Problem requirements
Present the data once more in exactly its original form.

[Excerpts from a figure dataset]
* BEGIN *

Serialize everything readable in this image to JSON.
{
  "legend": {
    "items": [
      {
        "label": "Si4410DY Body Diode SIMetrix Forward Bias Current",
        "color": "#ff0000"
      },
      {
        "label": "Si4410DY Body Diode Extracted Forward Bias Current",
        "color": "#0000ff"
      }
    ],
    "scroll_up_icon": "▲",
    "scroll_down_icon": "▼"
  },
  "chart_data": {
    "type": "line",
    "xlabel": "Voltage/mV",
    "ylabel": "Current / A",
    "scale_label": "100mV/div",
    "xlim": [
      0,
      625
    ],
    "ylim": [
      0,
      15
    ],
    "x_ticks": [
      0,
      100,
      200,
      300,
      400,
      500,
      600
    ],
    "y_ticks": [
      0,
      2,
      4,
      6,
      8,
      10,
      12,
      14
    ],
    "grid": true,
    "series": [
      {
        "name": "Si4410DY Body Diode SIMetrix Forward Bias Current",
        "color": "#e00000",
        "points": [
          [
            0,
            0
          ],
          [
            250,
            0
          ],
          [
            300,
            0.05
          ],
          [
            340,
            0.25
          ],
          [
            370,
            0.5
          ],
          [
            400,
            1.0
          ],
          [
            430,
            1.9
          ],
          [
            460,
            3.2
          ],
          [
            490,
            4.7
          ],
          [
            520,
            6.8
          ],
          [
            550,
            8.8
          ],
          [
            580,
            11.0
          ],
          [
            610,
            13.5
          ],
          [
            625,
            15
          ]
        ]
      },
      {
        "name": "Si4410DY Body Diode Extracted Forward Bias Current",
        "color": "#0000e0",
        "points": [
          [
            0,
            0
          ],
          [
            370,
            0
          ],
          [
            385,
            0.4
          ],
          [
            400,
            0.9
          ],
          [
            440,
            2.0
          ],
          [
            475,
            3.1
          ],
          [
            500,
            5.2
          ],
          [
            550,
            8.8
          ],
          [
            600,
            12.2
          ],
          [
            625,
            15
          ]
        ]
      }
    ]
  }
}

* END *

Task output
Serialize everything readable in this image to JSON.
{
  "legend": {
    "items": [
      {
        "label": "Si4410DY Body Diode SIMetrix Forward Bias Current",
        "color": "#ff0000"
      },
      {
        "label": "Si4410DY Body Diode Extracted Forward Bias Current",
        "color": "#0000ff"
      }
    ],
    "scroll_up_icon": "▲",
    "scroll_down_icon": "▼"
  },
  "chart_data": {
    "type": "line",
    "xlabel": "Voltage/mV",
    "ylabel": "Current / A",
    "scale_label": "100mV/div",
    "xlim": [
      0,
      625
    ],
    "ylim": [
      0,
      15
    ],
    "x_ticks": [
      0,
      100,
      200,
      300,
      400,
      500,
      600
    ],
    "y_ticks": [
      0,
      2,
      4,
      6,
      8,
      10,
      12,
      14
    ],
    "grid": true,
    "series": [
      {
        "name": "Si4410DY Body Diode SIMetrix Forward Bias Current",
        "color": "#e00000",
        "points": [
          [
            0,
            0
          ],
          [
            250,
            0
          ],
          [
            300,
            0.05
          ],
          [
            340,
            0.25
          ],
          [
            370,
            0.5
          ],
          [
            400,
            1.0
          ],
          [
            430,
            1.9
          ],
          [
            460,
            3.2
          ],
          [
            490,
            4.7
          ],
          [
            520,
            6.8
          ],
          [
            550,
            8.8
          ],
          [
            580,
            11.0
          ],
          [
            610,
            13.5
          ],
          [
            625,
            15
          ]
        ]
      },
      {
        "name": "Si4410DY Body Diode Extracted Forward Bias Current",
        "color": "#0000e0",
        "points": [
          [
            0,
            0
          ],
          [
            370,
            0
          ],
          [
            385,
            0.4
          ],
          [
            400,
            0.9
          ],
          [
            440,
            2.0
          ],
          [
            475,
            3.1
          ],
          [
            500,
            5.2
          ],
          [
            550,
            8.8
          ],
          [
            600,
            12.2
          ],
          [
            625,
            15
          ]
        ]
      }
    ]
  }
}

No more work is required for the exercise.